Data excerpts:
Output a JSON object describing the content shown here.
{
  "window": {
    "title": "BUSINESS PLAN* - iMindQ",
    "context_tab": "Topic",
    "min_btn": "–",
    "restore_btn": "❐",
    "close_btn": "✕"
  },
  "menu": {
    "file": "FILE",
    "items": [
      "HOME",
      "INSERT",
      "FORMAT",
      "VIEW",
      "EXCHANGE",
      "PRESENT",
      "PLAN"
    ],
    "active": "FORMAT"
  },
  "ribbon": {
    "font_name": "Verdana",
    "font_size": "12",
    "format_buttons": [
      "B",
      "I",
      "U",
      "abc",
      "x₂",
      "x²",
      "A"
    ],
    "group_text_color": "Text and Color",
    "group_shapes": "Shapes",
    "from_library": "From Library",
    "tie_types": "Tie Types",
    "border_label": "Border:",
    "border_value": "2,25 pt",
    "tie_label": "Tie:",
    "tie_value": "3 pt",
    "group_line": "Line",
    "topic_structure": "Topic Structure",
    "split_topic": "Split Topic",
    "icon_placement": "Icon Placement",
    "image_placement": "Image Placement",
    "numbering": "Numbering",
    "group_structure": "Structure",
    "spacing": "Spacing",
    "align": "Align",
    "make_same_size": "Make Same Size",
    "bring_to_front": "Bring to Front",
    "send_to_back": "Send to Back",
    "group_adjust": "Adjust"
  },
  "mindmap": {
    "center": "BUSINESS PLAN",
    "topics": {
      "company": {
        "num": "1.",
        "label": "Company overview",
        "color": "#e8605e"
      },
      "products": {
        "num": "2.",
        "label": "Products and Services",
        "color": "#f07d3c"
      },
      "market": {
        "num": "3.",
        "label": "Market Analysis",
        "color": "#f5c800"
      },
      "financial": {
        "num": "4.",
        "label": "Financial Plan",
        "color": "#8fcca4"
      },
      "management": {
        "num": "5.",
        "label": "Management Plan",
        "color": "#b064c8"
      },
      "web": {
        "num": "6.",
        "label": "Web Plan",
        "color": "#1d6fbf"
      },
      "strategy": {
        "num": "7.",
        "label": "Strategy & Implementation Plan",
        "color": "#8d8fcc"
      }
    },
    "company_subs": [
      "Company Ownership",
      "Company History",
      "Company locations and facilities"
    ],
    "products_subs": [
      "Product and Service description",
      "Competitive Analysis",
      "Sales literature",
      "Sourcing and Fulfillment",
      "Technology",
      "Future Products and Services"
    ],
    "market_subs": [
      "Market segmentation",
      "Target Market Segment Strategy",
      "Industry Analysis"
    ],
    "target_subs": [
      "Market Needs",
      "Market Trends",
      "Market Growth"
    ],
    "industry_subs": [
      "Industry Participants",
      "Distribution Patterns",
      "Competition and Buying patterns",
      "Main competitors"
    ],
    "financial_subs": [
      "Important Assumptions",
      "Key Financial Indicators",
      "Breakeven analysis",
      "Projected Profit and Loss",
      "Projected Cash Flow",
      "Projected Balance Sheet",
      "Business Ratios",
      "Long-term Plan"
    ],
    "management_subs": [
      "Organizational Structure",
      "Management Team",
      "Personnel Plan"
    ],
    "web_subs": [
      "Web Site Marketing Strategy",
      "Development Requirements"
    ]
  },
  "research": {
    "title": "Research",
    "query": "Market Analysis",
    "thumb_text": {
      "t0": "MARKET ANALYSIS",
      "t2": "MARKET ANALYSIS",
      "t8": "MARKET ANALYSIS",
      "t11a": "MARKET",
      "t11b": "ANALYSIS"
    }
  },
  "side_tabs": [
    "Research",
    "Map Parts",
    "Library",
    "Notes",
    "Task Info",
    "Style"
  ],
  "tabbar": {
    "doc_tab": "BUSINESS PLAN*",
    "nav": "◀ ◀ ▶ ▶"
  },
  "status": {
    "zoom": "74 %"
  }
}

WHAT YOU HAVE TO DO: Return every entry verbatim.

CORRECT RESPONSE:
Output a JSON object describing the content shown here.
{
  "window": {
    "title": "BUSINESS PLAN* - iMindQ",
    "context_tab": "Topic",
    "min_btn": "–",
    "restore_btn": "❐",
    "close_btn": "✕"
  },
  "menu": {
    "file": "FILE",
    "items": [
      "HOME",
      "INSERT",
      "FORMAT",
      "VIEW",
      "EXCHANGE",
      "PRESENT",
      "PLAN"
    ],
    "active": "FORMAT"
  },
  "ribbon": {
    "font_name": "Verdana",
    "font_size": "12",
    "format_buttons": [
      "B",
      "I",
      "U",
      "abc",
      "x₂",
      "x²",
      "A"
    ],
    "group_text_color": "Text and Color",
    "group_shapes": "Shapes",
    "from_library": "From Library",
    "tie_types": "Tie Types",
    "border_label": "Border:",
    "border_value": "2,25 pt",
    "tie_label": "Tie:",
    "tie_value": "3 pt",
    "group_line": "Line",
    "topic_structure": "Topic Structure",
    "split_topic": "Split Topic",
    "icon_placement": "Icon Placement",
    "image_placement": "Image Placement",
    "numbering": "Numbering",
    "group_structure": "Structure",
    "spacing": "Spacing",
    "align": "Align",
    "make_same_size": "Make Same Size",
    "bring_to_front": "Bring to Front",
    "send_to_back": "Send to Back",
    "group_adjust": "Adjust"
  },
  "mindmap": {
    "center": "BUSINESS PLAN",
    "topics": {
      "company": {
        "num": "1.",
        "label": "Company overview",
        "color": "#e8605e"
      },
      "products": {
        "num": "2.",
        "label": "Products and Services",
        "color": "#f07d3c"
      },
      "market": {
        "num": "3.",
        "label": "Market Analysis",
        "color": "#f5c800"
      },
      "financial": {
        "num": "4.",
        "label": "Financial Plan",
        "color": "#8fcca4"
      },
      "management": {
        "num": "5.",
        "label": "Management Plan",
        "color": "#b064c8"
      },
      "web": {
        "num": "6.",
        "label": "Web Plan",
        "color": "#1d6fbf"
      },
      "strategy": {
        "num": "7.",
        "label": "Strategy & Implementation Plan",
        "color": "#8d8fcc"
      }
    },
    "company_subs": [
      "Company Ownership",
      "Company History",
      "Company locations and facilities"
    ],
    "products_subs": [
      "Product and Service description",
      "Competitive Analysis",
      "Sales literature",
      "Sourcing and Fulfillment",
      "Technology",
      "Future Products and Services"
    ],
    "market_subs": [
      "Market segmentation",
      "Target Market Segment Strategy",
      "Industry Analysis"
    ],
    "target_subs": [
      "Market Needs",
      "Market Trends",
      "Market Growth"
    ],
    "industry_subs": [
      "Industry Participants",
      "Distribution Patterns",
      "Competition and Buying patterns",
      "Main competitors"
    ],
    "financial_subs": [
      "Important Assumptions",
      "Key Financial Indicators",
      "Breakeven analysis",
      "Projected Profit and Loss",
      "Projected Cash Flow",
      "Projected Balance Sheet",
      "Business Ratios",
      "Long-term Plan"
    ],
    "management_subs": [
      "Organizational Structure",
      "Management Team",
      "Personnel Plan"
    ],
    "web_subs": [
      "Web Site Marketing Strategy",
      "Development Requirements"
    ]
  },
  "research": {
    "title": "Research",
    "query": "Market Analysis",
    "thumb_text": {
      "t0": "MARKET ANALYSIS",
      "t2": "MARKET ANALYSIS",
      "t8": "MARKET ANALYSIS",
      "t11a": "MARKET",
      "t11b": "ANALYSIS"
    }
  },
  "side_tabs": [
    "Research",
    "Map Parts",
    "Library",
    "Notes",
    "Task Info",
    "Style"
  ],
  "tabbar": {
    "doc_tab": "BUSINESS PLAN*",
    "nav": "◀ ◀ ▶ ▶"
  },
  "status": {
    "zoom": "74 %"
  }
}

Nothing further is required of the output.